Written exercise:
From the line that has "Parse this chart and return its data as JSON." down to the final line of the listing below, transcribe every line exactly, and only those.

[Records from a data source]
::::
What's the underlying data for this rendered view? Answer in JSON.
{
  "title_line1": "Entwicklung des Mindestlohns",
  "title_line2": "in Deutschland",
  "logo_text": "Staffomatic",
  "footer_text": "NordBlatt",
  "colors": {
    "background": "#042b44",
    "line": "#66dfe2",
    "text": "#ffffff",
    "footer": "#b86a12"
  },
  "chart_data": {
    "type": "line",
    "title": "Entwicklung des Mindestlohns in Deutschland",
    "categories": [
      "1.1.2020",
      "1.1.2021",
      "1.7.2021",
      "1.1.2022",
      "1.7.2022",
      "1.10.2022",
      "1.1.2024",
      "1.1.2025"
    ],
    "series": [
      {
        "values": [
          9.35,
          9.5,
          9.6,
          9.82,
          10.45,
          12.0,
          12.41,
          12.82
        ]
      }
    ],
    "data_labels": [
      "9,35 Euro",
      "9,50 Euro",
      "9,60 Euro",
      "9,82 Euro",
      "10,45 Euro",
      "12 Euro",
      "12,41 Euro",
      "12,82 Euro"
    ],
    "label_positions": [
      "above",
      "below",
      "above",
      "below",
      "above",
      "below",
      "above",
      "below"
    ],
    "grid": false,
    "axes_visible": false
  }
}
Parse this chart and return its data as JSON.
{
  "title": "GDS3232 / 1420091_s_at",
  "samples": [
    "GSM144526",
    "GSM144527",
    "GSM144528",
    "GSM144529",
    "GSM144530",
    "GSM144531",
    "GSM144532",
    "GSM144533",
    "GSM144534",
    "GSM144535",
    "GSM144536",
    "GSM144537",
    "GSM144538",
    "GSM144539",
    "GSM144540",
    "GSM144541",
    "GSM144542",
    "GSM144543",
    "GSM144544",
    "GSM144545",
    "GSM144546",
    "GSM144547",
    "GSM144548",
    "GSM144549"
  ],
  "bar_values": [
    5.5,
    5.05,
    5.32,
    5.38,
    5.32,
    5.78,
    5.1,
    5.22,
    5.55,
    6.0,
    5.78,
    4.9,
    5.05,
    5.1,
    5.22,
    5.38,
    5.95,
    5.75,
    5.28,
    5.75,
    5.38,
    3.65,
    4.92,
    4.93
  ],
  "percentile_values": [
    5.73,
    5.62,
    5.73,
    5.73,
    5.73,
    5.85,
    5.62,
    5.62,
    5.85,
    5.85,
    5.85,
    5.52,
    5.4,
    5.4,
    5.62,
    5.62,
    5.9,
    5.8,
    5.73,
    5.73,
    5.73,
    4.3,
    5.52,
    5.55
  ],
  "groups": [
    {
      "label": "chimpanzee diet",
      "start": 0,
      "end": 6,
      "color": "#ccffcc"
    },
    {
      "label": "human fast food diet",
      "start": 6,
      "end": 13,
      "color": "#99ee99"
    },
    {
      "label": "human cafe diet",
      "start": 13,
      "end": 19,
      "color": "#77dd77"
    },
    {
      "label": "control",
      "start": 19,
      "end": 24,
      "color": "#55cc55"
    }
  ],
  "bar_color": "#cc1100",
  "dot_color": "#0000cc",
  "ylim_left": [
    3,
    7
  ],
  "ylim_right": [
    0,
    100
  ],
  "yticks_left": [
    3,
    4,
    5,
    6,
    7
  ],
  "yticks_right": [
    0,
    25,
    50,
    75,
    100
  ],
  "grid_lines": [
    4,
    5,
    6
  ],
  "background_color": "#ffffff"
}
::::
Output of the exercise:
Parse this chart and return its data as JSON.
{
  "title": "GDS3232 / 1420091_s_at",
  "samples": [
    "GSM144526",
    "GSM144527",
    "GSM144528",
    "GSM144529",
    "GSM144530",
    "GSM144531",
    "GSM144532",
    "GSM144533",
    "GSM144534",
    "GSM144535",
    "GSM144536",
    "GSM144537",
    "GSM144538",
    "GSM144539",
    "GSM144540",
    "GSM144541",
    "GSM144542",
    "GSM144543",
    "GSM144544",
    "GSM144545",
    "GSM144546",
    "GSM144547",
    "GSM144548",
    "GSM144549"
  ],
  "bar_values": [
    5.5,
    5.05,
    5.32,
    5.38,
    5.32,
    5.78,
    5.1,
    5.22,
    5.55,
    6.0,
    5.78,
    4.9,
    5.05,
    5.1,
    5.22,
    5.38,
    5.95,
    5.75,
    5.28,
    5.75,
    5.38,
    3.65,
    4.92,
    4.93
  ],
  "percentile_values": [
    5.73,
    5.62,
    5.73,
    5.73,
    5.73,
    5.85,
    5.62,
    5.62,
    5.85,
    5.85,
    5.85,
    5.52,
    5.4,
    5.4,
    5.62,
    5.62,
    5.9,
    5.8,
    5.73,
    5.73,
    5.73,
    4.3,
    5.52,
    5.55
  ],
  "groups": [
    {
      "label": "chimpanzee diet",
      "start": 0,
      "end": 6,
      "color": "#ccffcc"
    },
    {
      "label": "human fast food diet",
      "start": 6,
      "end": 13,
      "color": "#99ee99"
    },
    {
      "label": "human cafe diet",
      "start": 13,
      "end": 19,
      "color": "#77dd77"
    },
    {
      "label": "control",
      "start": 19,
      "end": 24,
      "color": "#55cc55"
    }
  ],
  "bar_color": "#cc1100",
  "dot_color": "#0000cc",
  "ylim_left": [
    3,
    7
  ],
  "ylim_right": [
    0,
    100
  ],
  "yticks_left": [
    3,
    4,
    5,
    6,
    7
  ],
  "yticks_right": [
    0,
    25,
    50,
    75,
    100
  ],
  "grid_lines": [
    4,
    5,
    6
  ],
  "background_color": "#ffffff"
}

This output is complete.